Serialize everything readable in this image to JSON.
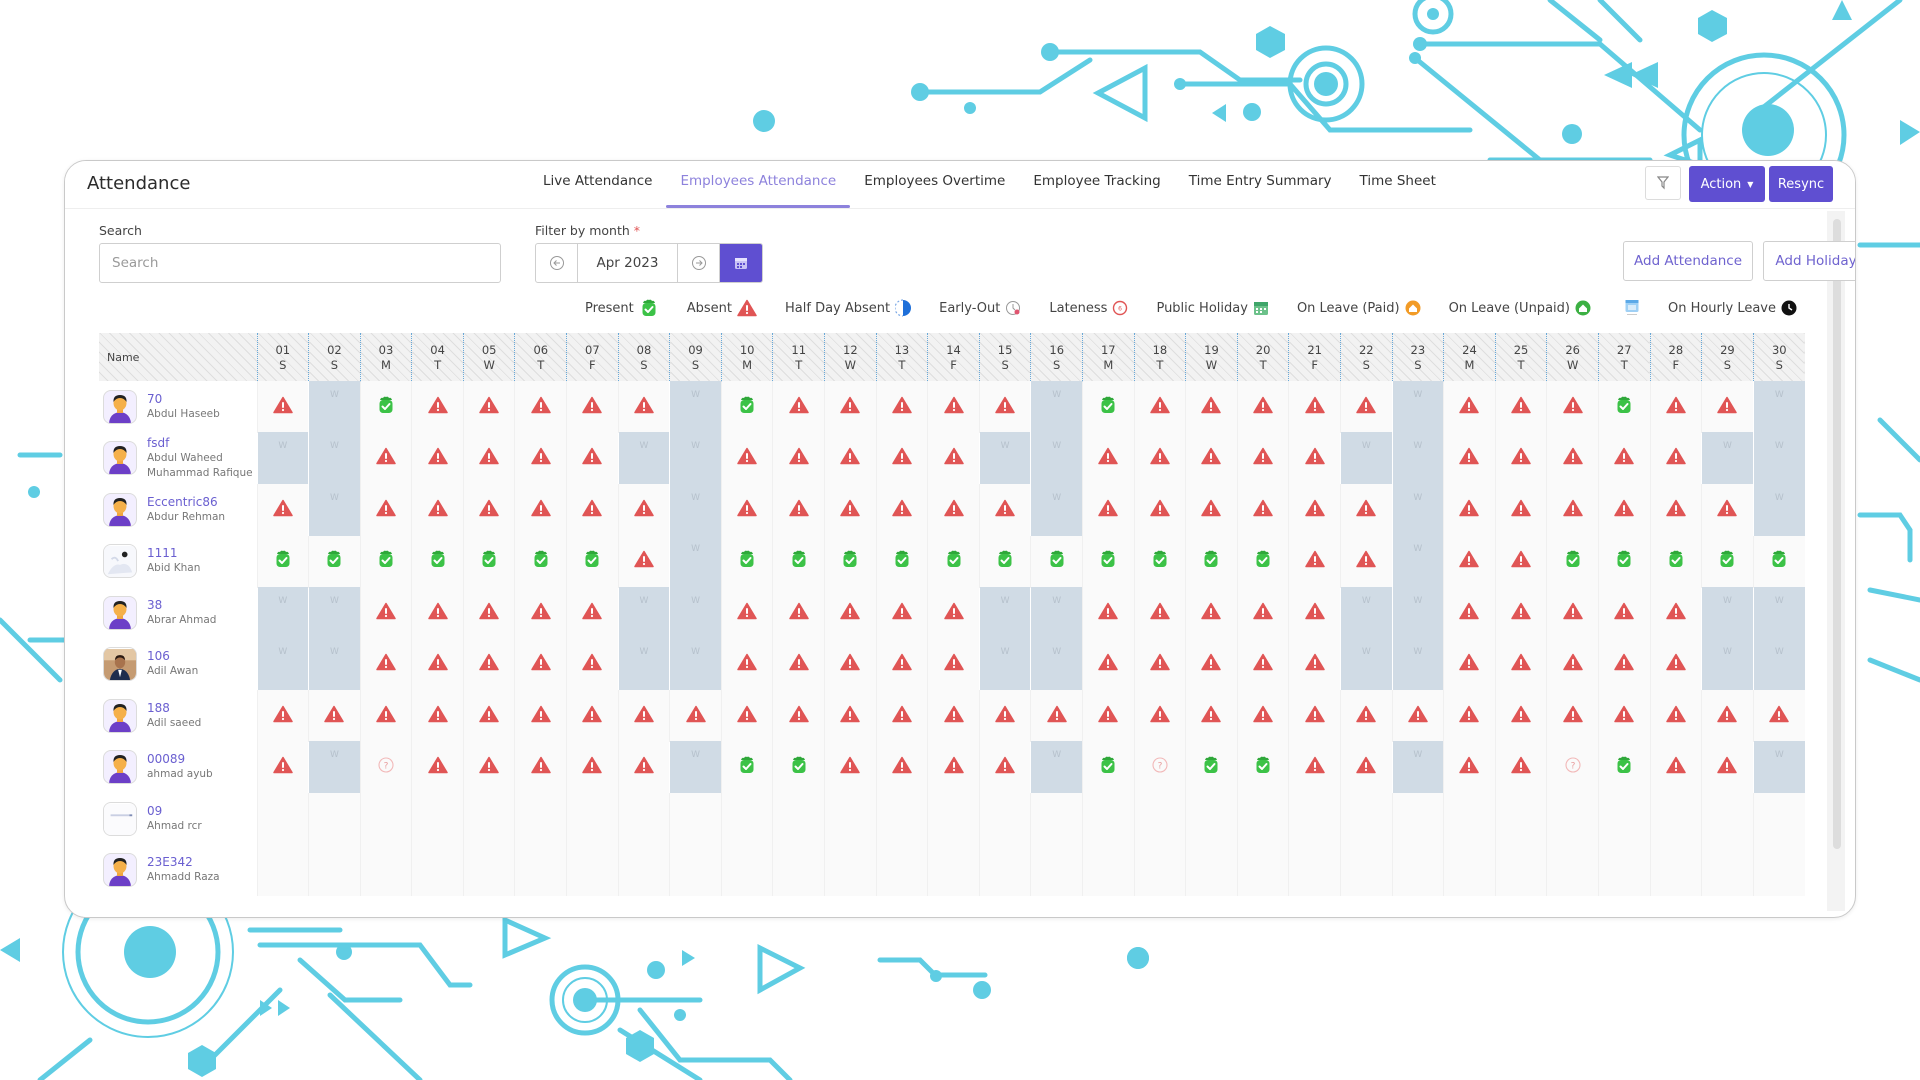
{
  "header": {
    "title": "Attendance",
    "tabs": [
      {
        "label": "Live Attendance",
        "active": false
      },
      {
        "label": "Employees Attendance",
        "active": true
      },
      {
        "label": "Employees Overtime",
        "active": false
      },
      {
        "label": "Employee Tracking",
        "active": false
      },
      {
        "label": "Time Entry Summary",
        "active": false
      },
      {
        "label": "Time Sheet",
        "active": false
      }
    ],
    "filter_icon": "filter-icon",
    "action_label": "Action",
    "resync_label": "Resync"
  },
  "filters": {
    "search_label": "Search",
    "search_placeholder": "Search",
    "search_value": "",
    "month_label": "Filter by month",
    "required_mark": "*",
    "month_value": "Apr 2023",
    "add_attendance_label": "Add Attendance",
    "add_holiday_label": "Add Holiday"
  },
  "legend": [
    {
      "label": "Present",
      "icon": "present"
    },
    {
      "label": "Absent",
      "icon": "absent"
    },
    {
      "label": "Half Day Absent",
      "icon": "halfday"
    },
    {
      "label": "Early-Out",
      "icon": "earlyout"
    },
    {
      "label": "Lateness",
      "icon": "lateness"
    },
    {
      "label": "Public Holiday",
      "icon": "holiday"
    },
    {
      "label": "On Leave (Paid)",
      "icon": "leavepaid"
    },
    {
      "label": "On Leave (Unpaid)",
      "icon": "leaveunpaid"
    },
    {
      "label": "",
      "icon": "halfcalendar"
    },
    {
      "label": "On Hourly Leave",
      "icon": "hourly"
    }
  ],
  "colors": {
    "accent": "#5f4fd1",
    "tab_active": "#8d82dc",
    "present": "#3cb043",
    "absent": "#e05555",
    "weekend": "#d0dbe5"
  },
  "grid": {
    "name_header": "Name",
    "weekend_mark": "W",
    "days": [
      {
        "d": "01",
        "w": "S"
      },
      {
        "d": "02",
        "w": "S"
      },
      {
        "d": "03",
        "w": "M"
      },
      {
        "d": "04",
        "w": "T"
      },
      {
        "d": "05",
        "w": "W"
      },
      {
        "d": "06",
        "w": "T"
      },
      {
        "d": "07",
        "w": "F"
      },
      {
        "d": "08",
        "w": "S"
      },
      {
        "d": "09",
        "w": "S"
      },
      {
        "d": "10",
        "w": "M"
      },
      {
        "d": "11",
        "w": "T"
      },
      {
        "d": "12",
        "w": "W"
      },
      {
        "d": "13",
        "w": "T"
      },
      {
        "d": "14",
        "w": "F"
      },
      {
        "d": "15",
        "w": "S"
      },
      {
        "d": "16",
        "w": "S"
      },
      {
        "d": "17",
        "w": "M"
      },
      {
        "d": "18",
        "w": "T"
      },
      {
        "d": "19",
        "w": "W"
      },
      {
        "d": "20",
        "w": "T"
      },
      {
        "d": "21",
        "w": "F"
      },
      {
        "d": "22",
        "w": "S"
      },
      {
        "d": "23",
        "w": "S"
      },
      {
        "d": "24",
        "w": "M"
      },
      {
        "d": "25",
        "w": "T"
      },
      {
        "d": "26",
        "w": "W"
      },
      {
        "d": "27",
        "w": "T"
      },
      {
        "d": "28",
        "w": "F"
      },
      {
        "d": "29",
        "w": "S"
      },
      {
        "d": "30",
        "w": "S"
      }
    ],
    "status_key": {
      "P": "present",
      "A": "absent",
      "W": "weekend",
      "Q": "unknown",
      "-": "empty"
    },
    "employees": [
      {
        "id": "70",
        "names": [
          "Abdul Haseeb"
        ],
        "avatar": "default",
        "status": [
          "A",
          "W",
          "P",
          "A",
          "A",
          "A",
          "A",
          "A",
          "W",
          "P",
          "A",
          "A",
          "A",
          "A",
          "A",
          "W",
          "P",
          "A",
          "A",
          "A",
          "A",
          "A",
          "W",
          "A",
          "A",
          "A",
          "P",
          "A",
          "A",
          "W"
        ]
      },
      {
        "id": "fsdf",
        "names": [
          "Abdul Waheed",
          "Muhammad Rafique"
        ],
        "avatar": "default",
        "status": [
          "W",
          "W",
          "A",
          "A",
          "A",
          "A",
          "A",
          "W",
          "W",
          "A",
          "A",
          "A",
          "A",
          "A",
          "W",
          "W",
          "A",
          "A",
          "A",
          "A",
          "A",
          "W",
          "W",
          "A",
          "A",
          "A",
          "A",
          "A",
          "W",
          "W"
        ]
      },
      {
        "id": "Eccentric86",
        "names": [
          "Abdur Rehman"
        ],
        "avatar": "default",
        "status": [
          "A",
          "W",
          "A",
          "A",
          "A",
          "A",
          "A",
          "A",
          "W",
          "A",
          "A",
          "A",
          "A",
          "A",
          "A",
          "W",
          "A",
          "A",
          "A",
          "A",
          "A",
          "A",
          "W",
          "A",
          "A",
          "A",
          "A",
          "A",
          "A",
          "W"
        ]
      },
      {
        "id": "1111",
        "names": [
          "Abid Khan"
        ],
        "avatar": "photo-light",
        "status": [
          "P",
          "P",
          "P",
          "P",
          "P",
          "P",
          "P",
          "A",
          "W",
          "P",
          "P",
          "P",
          "P",
          "P",
          "P",
          "P",
          "P",
          "P",
          "P",
          "P",
          "A",
          "A",
          "W",
          "A",
          "A",
          "P",
          "P",
          "P",
          "P",
          "P"
        ]
      },
      {
        "id": "38",
        "names": [
          "Abrar Ahmad"
        ],
        "avatar": "default",
        "status": [
          "W",
          "W",
          "A",
          "A",
          "A",
          "A",
          "A",
          "W",
          "W",
          "A",
          "A",
          "A",
          "A",
          "A",
          "W",
          "W",
          "A",
          "A",
          "A",
          "A",
          "A",
          "W",
          "W",
          "A",
          "A",
          "A",
          "A",
          "A",
          "W",
          "W"
        ]
      },
      {
        "id": "106",
        "names": [
          "Adil Awan"
        ],
        "avatar": "photo",
        "status": [
          "W",
          "W",
          "A",
          "A",
          "A",
          "A",
          "A",
          "W",
          "W",
          "A",
          "A",
          "A",
          "A",
          "A",
          "W",
          "W",
          "A",
          "A",
          "A",
          "A",
          "A",
          "W",
          "W",
          "A",
          "A",
          "A",
          "A",
          "A",
          "W",
          "W"
        ]
      },
      {
        "id": "188",
        "names": [
          "Adil saeed"
        ],
        "avatar": "default",
        "status": [
          "A",
          "A",
          "A",
          "A",
          "A",
          "A",
          "A",
          "A",
          "A",
          "A",
          "A",
          "A",
          "A",
          "A",
          "A",
          "A",
          "A",
          "A",
          "A",
          "A",
          "A",
          "A",
          "A",
          "A",
          "A",
          "A",
          "A",
          "A",
          "A",
          "A"
        ]
      },
      {
        "id": "00089",
        "names": [
          "ahmad ayub"
        ],
        "avatar": "default",
        "status": [
          "A",
          "W",
          "Q",
          "A",
          "A",
          "A",
          "A",
          "A",
          "W",
          "P",
          "P",
          "A",
          "A",
          "A",
          "A",
          "W",
          "P",
          "Q",
          "P",
          "P",
          "A",
          "A",
          "W",
          "A",
          "A",
          "Q",
          "P",
          "A",
          "A",
          "W"
        ]
      },
      {
        "id": "09",
        "names": [
          "Ahmad rcr"
        ],
        "avatar": "blank",
        "status": [
          "-",
          "-",
          "-",
          "-",
          "-",
          "-",
          "-",
          "-",
          "-",
          "-",
          "-",
          "-",
          "-",
          "-",
          "-",
          "-",
          "-",
          "-",
          "-",
          "-",
          "-",
          "-",
          "-",
          "-",
          "-",
          "-",
          "-",
          "-",
          "-",
          "-"
        ]
      },
      {
        "id": "23E342",
        "names": [
          "Ahmadd Raza"
        ],
        "avatar": "default",
        "status": [
          "-",
          "-",
          "-",
          "-",
          "-",
          "-",
          "-",
          "-",
          "-",
          "-",
          "-",
          "-",
          "-",
          "-",
          "-",
          "-",
          "-",
          "-",
          "-",
          "-",
          "-",
          "-",
          "-",
          "-",
          "-",
          "-",
          "-",
          "-",
          "-",
          "-"
        ]
      }
    ]
  }
}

▬▬▬▬▬▬

## Problem to work on
Pick out every line of the listing containing the word "Attendance", and show those lines.

## The reply
    "title": "Attendance",
        "label": "Live Attendance",
        "label": "Employees Attendance",
    "add_attendance_label": "Add Attendance",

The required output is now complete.